━━━ Extracted material ━━━
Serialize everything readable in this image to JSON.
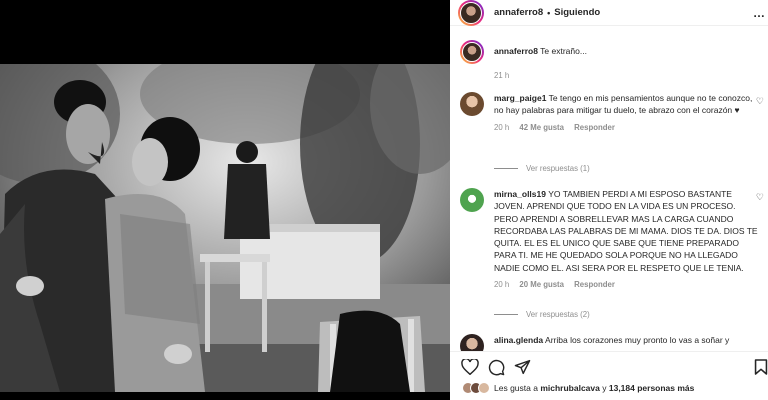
{
  "header": {
    "username": "annaferro8",
    "separator": "•",
    "follow_status": "Siguiendo",
    "more_icon": "…"
  },
  "caption": {
    "username": "annaferro8",
    "text": "Te extraño...",
    "time": "21 h"
  },
  "comments": [
    {
      "username": "marg_paige1",
      "text": "Te tengo en mis pensamientos aunque no te conozco, no hay palabras para mitigar tu duelo, te abrazo con el corazón ♥",
      "time": "20 h",
      "likes": "42 Me gusta",
      "reply_label": "Responder",
      "view_replies": "Ver respuestas (1)"
    },
    {
      "username": "mirna_olls19",
      "text": "YO TAMBIEN PERDI A MI ESPOSO BASTANTE JOVEN. APRENDI QUE TODO EN LA VIDA ES UN PROCESO. PERO APRENDI A SOBRELLEVAR MAS LA CARGA CUANDO RECORDABA LAS PALABRAS DE MI MAMA. DIOS TE DA. DIOS TE QUITA. EL ES EL UNICO QUE SABE QUE TIENE PREPARADO PARA TI. ME HE QUEDADO SOLA PORQUE NO HA LLEGADO NADIE COMO EL. ASI SERA POR EL RESPETO QUE LE TENIA.",
      "time": "20 h",
      "likes": "20 Me gusta",
      "reply_label": "Responder",
      "view_replies": "Ver respuestas (2)"
    },
    {
      "username": "alina.glenda",
      "text": "Arriba los corazones muy pronto lo vas a soñar y"
    }
  ],
  "footer": {
    "likes_prefix": "Les gusta a",
    "liked_by": "michrubalcava",
    "likes_middle": "y",
    "likes_count": "13,184 personas más"
  }
}
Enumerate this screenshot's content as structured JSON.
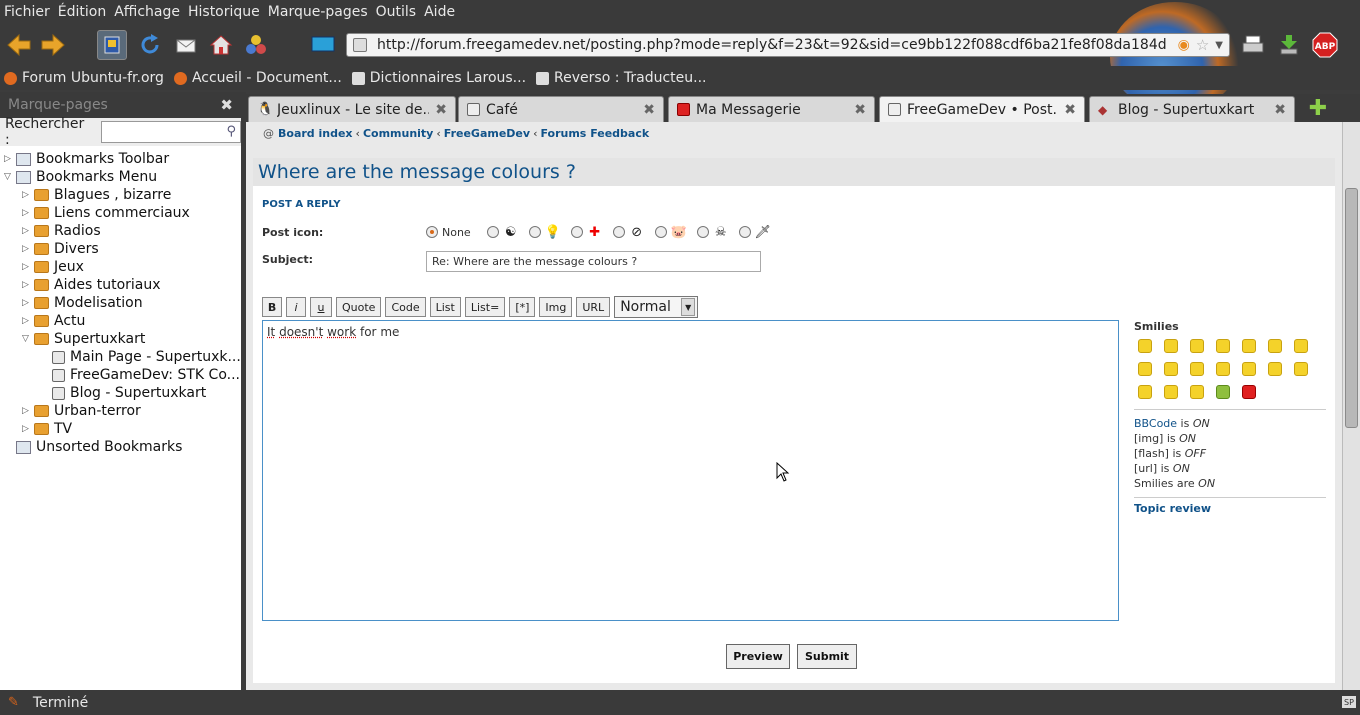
{
  "menubar": {
    "items": [
      "Fichier",
      "Édition",
      "Affichage",
      "Historique",
      "Marque-pages",
      "Outils",
      "Aide"
    ]
  },
  "navbar": {
    "url": "http://forum.freegamedev.net/posting.php?mode=reply&f=23&t=92&sid=ce9bb122f088cdf6ba21fe8f08da184d"
  },
  "bookmarks_bar": {
    "items": [
      "Forum Ubuntu-fr.org",
      "Accueil - Document...",
      "Dictionnaires Larous...",
      "Reverso : Traducteu..."
    ]
  },
  "sidebar": {
    "title": "Marque-pages",
    "search_label": "Rechercher :",
    "tree": [
      {
        "label": "Bookmarks Toolbar",
        "type": "special",
        "twisty": "▷",
        "indent": 0
      },
      {
        "label": "Bookmarks Menu",
        "type": "special",
        "twisty": "▽",
        "indent": 0
      },
      {
        "label": "Blagues , bizarre",
        "type": "folder",
        "twisty": "▷",
        "indent": 1
      },
      {
        "label": "Liens commerciaux",
        "type": "folder",
        "twisty": "▷",
        "indent": 1
      },
      {
        "label": "Radios",
        "type": "folder",
        "twisty": "▷",
        "indent": 1
      },
      {
        "label": "Divers",
        "type": "folder",
        "twisty": "▷",
        "indent": 1
      },
      {
        "label": "Jeux",
        "type": "folder",
        "twisty": "▷",
        "indent": 1
      },
      {
        "label": "Aides tutoriaux",
        "type": "folder",
        "twisty": "▷",
        "indent": 1
      },
      {
        "label": "Modelisation",
        "type": "folder",
        "twisty": "▷",
        "indent": 1
      },
      {
        "label": "Actu",
        "type": "folder",
        "twisty": "▷",
        "indent": 1
      },
      {
        "label": "Supertuxkart",
        "type": "folder",
        "twisty": "▽",
        "indent": 1
      },
      {
        "label": "Main Page - Supertuxk...",
        "type": "page",
        "twisty": "",
        "indent": 2
      },
      {
        "label": "FreeGameDev: STK Co...",
        "type": "page",
        "twisty": "",
        "indent": 2
      },
      {
        "label": "Blog - Supertuxkart",
        "type": "page",
        "twisty": "",
        "indent": 2
      },
      {
        "label": "Urban-terror",
        "type": "folder",
        "twisty": "▷",
        "indent": 1
      },
      {
        "label": "TV",
        "type": "folder",
        "twisty": "▷",
        "indent": 1
      },
      {
        "label": "Unsorted Bookmarks",
        "type": "special",
        "twisty": "",
        "indent": 0
      }
    ]
  },
  "tabs": [
    {
      "label": "Jeuxlinux - Le site de...",
      "active": false
    },
    {
      "label": "Café",
      "active": false
    },
    {
      "label": "Ma Messagerie",
      "active": false
    },
    {
      "label": "FreeGameDev • Post...",
      "active": true
    },
    {
      "label": "Blog - Supertuxkart",
      "active": false
    }
  ],
  "page": {
    "breadcrumb": [
      "Board index",
      "Community",
      "FreeGameDev",
      "Forums Feedback"
    ],
    "topic_title": "Where are the message colours ?",
    "post_reply": "POST A REPLY",
    "post_icon_label": "Post icon:",
    "post_icon_none": "None",
    "subject_label": "Subject:",
    "subject_value": "Re: Where are the message colours ?",
    "format_buttons": [
      "B",
      "i",
      "u",
      "Quote",
      "Code",
      "List",
      "List=",
      "[*]",
      "Img",
      "URL"
    ],
    "font_size": "Normal",
    "message_words": [
      "It",
      "doesn't",
      "work",
      "for",
      "me"
    ],
    "smilies_title": "Smilies",
    "bbcode": {
      "bbcode_link": "BBCode",
      "bbcode_is": " is ",
      "bbcode_state": "ON",
      "img_text": "[img] is ",
      "img_state": "ON",
      "flash_text": "[flash] is ",
      "flash_state": "OFF",
      "url_text": "[url] is ",
      "url_state": "ON",
      "smilies_text": "Smilies are ",
      "smilies_state": "ON"
    },
    "topic_review": "Topic review",
    "preview_label": "Preview",
    "submit_label": "Submit"
  },
  "statusbar": {
    "text": "Terminé",
    "right_badge": "SP"
  }
}
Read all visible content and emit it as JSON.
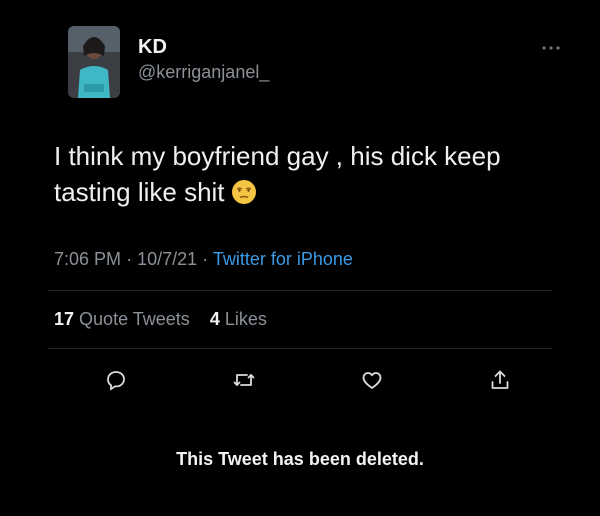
{
  "tweet": {
    "author": {
      "display_name": "KD",
      "handle": "@kerriganjanel_",
      "avatar_icon": "user-avatar"
    },
    "text": "I think my boyfriend gay , his dick keep tasting like shit",
    "emoji": "unamused-face-emoji",
    "meta": {
      "time": "7:06 PM",
      "date": "10/7/21",
      "separator": "·",
      "source": "Twitter for iPhone"
    },
    "stats": {
      "quote_count": "17",
      "quote_label": "Quote Tweets",
      "like_count": "4",
      "like_label": "Likes"
    },
    "actions": [
      "reply-icon",
      "retweet-icon",
      "like-icon",
      "share-icon"
    ],
    "more_icon": "more-options-icon"
  },
  "quoted": {
    "deleted_message": "This Tweet has been deleted."
  },
  "colors": {
    "background": "#000000",
    "text": "#e7e9ea",
    "secondary": "#8b9198",
    "link": "#3a9ae6",
    "divider": "#24272a"
  }
}
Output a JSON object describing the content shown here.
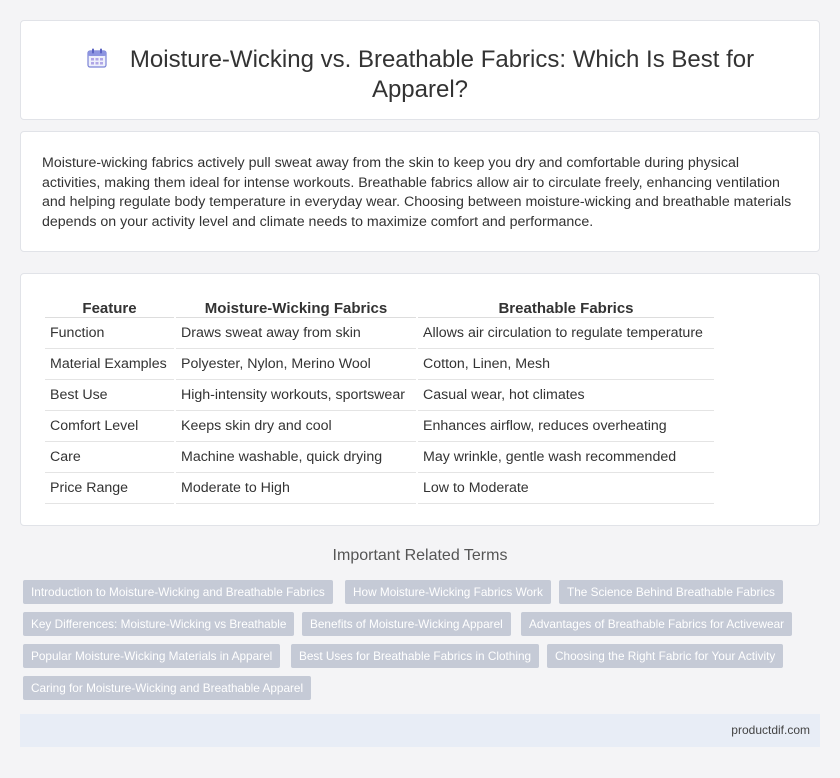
{
  "header": {
    "icon": "calendar-icon",
    "title_line1": "Moisture-Wicking vs. Breathable Fabrics: Which Is Best for",
    "title_line2": "Apparel?"
  },
  "intro": {
    "text": "Moisture-wicking fabrics actively pull sweat away from the skin to keep you dry and comfortable during physical activities, making them ideal for intense workouts. Breathable fabrics allow air to circulate freely, enhancing ventilation and helping regulate body temperature in everyday wear. Choosing between moisture-wicking and breathable materials depends on your activity level and climate needs to maximize comfort and performance."
  },
  "table": {
    "headers": [
      "Feature",
      "Moisture-Wicking Fabrics",
      "Breathable Fabrics"
    ],
    "rows": [
      [
        "Function",
        "Draws sweat away from skin",
        "Allows air circulation to regulate temperature"
      ],
      [
        "Material Examples",
        "Polyester, Nylon, Merino Wool",
        "Cotton, Linen, Mesh"
      ],
      [
        "Best Use",
        "High-intensity workouts, sportswear",
        "Casual wear, hot climates"
      ],
      [
        "Comfort Level",
        "Keeps skin dry and cool",
        "Enhances airflow, reduces overheating"
      ],
      [
        "Care",
        "Machine washable, quick drying",
        "May wrinkle, gentle wash recommended"
      ],
      [
        "Price Range",
        "Moderate to High",
        "Low to Moderate"
      ]
    ]
  },
  "related": {
    "heading": "Important Related Terms",
    "tags": [
      "Introduction to Moisture-Wicking and Breathable Fabrics",
      "How Moisture-Wicking Fabrics Work",
      "The Science Behind Breathable Fabrics",
      "Key Differences: Moisture-Wicking vs Breathable",
      "Benefits of Moisture-Wicking Apparel",
      "Advantages of Breathable Fabrics for Activewear",
      "Popular Moisture-Wicking Materials in Apparel",
      "Best Uses for Breathable Fabrics in Clothing",
      "Choosing the Right Fabric for Your Activity",
      "Caring for Moisture-Wicking and Breathable Apparel"
    ]
  },
  "footer": {
    "site": "productdif.com"
  },
  "colors": {
    "tag_bg": "#c5cad6",
    "footer_bg": "#e8edf6",
    "page_bg": "#f4f4f6"
  }
}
━━━
Exercise details -
Show every line from the entries above in which the word "JSON" appears.

Answer for this exercise -
Serialize everything readable in this image to JSON.
Enumerate this screenshot's content as structured JSON.
Read all visible content and emit it as JSON.
Output a JSON object describing the content shown here.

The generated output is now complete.